┌──
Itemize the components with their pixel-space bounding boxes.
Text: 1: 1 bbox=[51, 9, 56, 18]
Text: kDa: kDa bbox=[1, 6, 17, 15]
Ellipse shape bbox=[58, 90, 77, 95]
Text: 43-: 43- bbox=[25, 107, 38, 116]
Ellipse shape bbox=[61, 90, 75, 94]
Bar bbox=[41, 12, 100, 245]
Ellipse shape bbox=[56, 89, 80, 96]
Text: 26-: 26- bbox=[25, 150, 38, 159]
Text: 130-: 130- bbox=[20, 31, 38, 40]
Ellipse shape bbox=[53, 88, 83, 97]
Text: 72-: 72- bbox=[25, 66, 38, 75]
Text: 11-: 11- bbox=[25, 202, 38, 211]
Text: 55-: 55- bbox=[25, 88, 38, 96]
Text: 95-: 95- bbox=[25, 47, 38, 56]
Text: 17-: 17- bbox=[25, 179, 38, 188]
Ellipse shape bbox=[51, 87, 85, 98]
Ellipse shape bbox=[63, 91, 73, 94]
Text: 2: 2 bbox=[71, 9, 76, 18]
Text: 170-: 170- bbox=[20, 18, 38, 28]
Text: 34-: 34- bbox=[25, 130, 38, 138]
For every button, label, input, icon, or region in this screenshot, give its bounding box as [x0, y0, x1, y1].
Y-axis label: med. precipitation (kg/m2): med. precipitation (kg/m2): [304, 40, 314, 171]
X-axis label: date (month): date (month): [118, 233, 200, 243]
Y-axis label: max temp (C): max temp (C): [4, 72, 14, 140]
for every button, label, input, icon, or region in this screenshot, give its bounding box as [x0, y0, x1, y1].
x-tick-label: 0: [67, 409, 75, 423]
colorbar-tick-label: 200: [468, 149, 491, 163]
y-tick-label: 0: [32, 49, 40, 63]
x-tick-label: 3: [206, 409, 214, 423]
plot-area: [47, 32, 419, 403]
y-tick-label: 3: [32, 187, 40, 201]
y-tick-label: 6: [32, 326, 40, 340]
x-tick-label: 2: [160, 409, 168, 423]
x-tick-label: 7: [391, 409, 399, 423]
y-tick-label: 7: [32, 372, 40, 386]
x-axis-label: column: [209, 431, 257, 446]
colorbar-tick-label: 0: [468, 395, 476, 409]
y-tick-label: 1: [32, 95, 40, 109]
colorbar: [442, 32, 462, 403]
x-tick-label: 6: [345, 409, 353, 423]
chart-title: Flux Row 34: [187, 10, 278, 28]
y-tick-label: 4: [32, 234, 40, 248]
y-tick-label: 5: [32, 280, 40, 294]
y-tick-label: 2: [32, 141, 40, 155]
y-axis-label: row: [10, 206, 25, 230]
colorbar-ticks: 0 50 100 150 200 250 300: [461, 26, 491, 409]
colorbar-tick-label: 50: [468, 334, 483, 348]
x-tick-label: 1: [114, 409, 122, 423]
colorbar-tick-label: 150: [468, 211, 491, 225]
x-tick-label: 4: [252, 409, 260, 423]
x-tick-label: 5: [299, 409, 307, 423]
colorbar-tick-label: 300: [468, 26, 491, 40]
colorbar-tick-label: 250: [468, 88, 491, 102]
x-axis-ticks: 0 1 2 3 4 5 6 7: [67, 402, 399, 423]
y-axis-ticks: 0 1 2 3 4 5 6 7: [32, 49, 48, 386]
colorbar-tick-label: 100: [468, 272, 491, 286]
└──
→ **GIVEN REQUEST**: Revise the lines above so that each "Ellipse" becomes "Oval", keeping everything else the same.

→ **PROBLEM SOLUTION**:
Itemize the components with their pixel-space bounding boxes.
Text: 1: 1 bbox=[51, 9, 56, 18]
Text: kDa: kDa bbox=[1, 6, 17, 15]
Oval shape bbox=[58, 90, 77, 95]
Text: 43-: 43- bbox=[25, 107, 38, 116]
Oval shape bbox=[61, 90, 75, 94]
Bar bbox=[41, 12, 100, 245]
Oval shape bbox=[56, 89, 80, 96]
Text: 26-: 26- bbox=[25, 150, 38, 159]
Text: 130-: 130- bbox=[20, 31, 38, 40]
Oval shape bbox=[53, 88, 83, 97]
Text: 72-: 72- bbox=[25, 66, 38, 75]
Text: 11-: 11- bbox=[25, 202, 38, 211]
Text: 55-: 55- bbox=[25, 88, 38, 96]
Text: 95-: 95- bbox=[25, 47, 38, 56]
Text: 17-: 17- bbox=[25, 179, 38, 188]
Oval shape bbox=[51, 87, 85, 98]
Oval shape bbox=[63, 91, 73, 94]
Text: 2: 2 bbox=[71, 9, 76, 18]
Text: 170-: 170- bbox=[20, 18, 38, 28]
Text: 34-: 34- bbox=[25, 130, 38, 138]
For every button, label, input, icon, or region in this screenshot, give its bounding box as [x0, y0, x1, y1].
Y-axis label: med. precipitation (kg/m2): med. precipitation (kg/m2): [304, 40, 314, 171]
X-axis label: date (month): date (month): [118, 233, 200, 243]
Y-axis label: max temp (C): max temp (C): [4, 72, 14, 140]
for every button, label, input, icon, or region in this screenshot, give its bounding box as [x0, y0, x1, y1].
x-tick-label: 0: [67, 409, 75, 423]
colorbar-tick-label: 200: [468, 149, 491, 163]
y-tick-label: 0: [32, 49, 40, 63]
x-tick-label: 3: [206, 409, 214, 423]
plot-area: [47, 32, 419, 403]
y-tick-label: 3: [32, 187, 40, 201]
y-tick-label: 6: [32, 326, 40, 340]
x-tick-label: 2: [160, 409, 168, 423]
x-tick-label: 7: [391, 409, 399, 423]
y-tick-label: 7: [32, 372, 40, 386]
x-axis-label: column: [209, 431, 257, 446]
colorbar-tick-label: 0: [468, 395, 476, 409]
y-tick-label: 1: [32, 95, 40, 109]
colorbar: [442, 32, 462, 403]
x-tick-label: 6: [345, 409, 353, 423]
chart-title: Flux Row 34: [187, 10, 278, 28]
y-tick-label: 4: [32, 234, 40, 248]
y-tick-label: 5: [32, 280, 40, 294]
y-tick-label: 2: [32, 141, 40, 155]
y-axis-label: row: [10, 206, 25, 230]
colorbar-ticks: 0 50 100 150 200 250 300: [461, 26, 491, 409]
colorbar-tick-label: 50: [468, 334, 483, 348]
x-tick-label: 1: [114, 409, 122, 423]
colorbar-tick-label: 150: [468, 211, 491, 225]
x-tick-label: 4: [252, 409, 260, 423]
x-tick-label: 5: [299, 409, 307, 423]
colorbar-tick-label: 300: [468, 26, 491, 40]
colorbar-tick-label: 250: [468, 88, 491, 102]
x-axis-ticks: 0 1 2 3 4 5 6 7: [67, 402, 399, 423]
y-axis-ticks: 0 1 2 3 4 5 6 7: [32, 49, 48, 386]
colorbar-tick-label: 100: [468, 272, 491, 286]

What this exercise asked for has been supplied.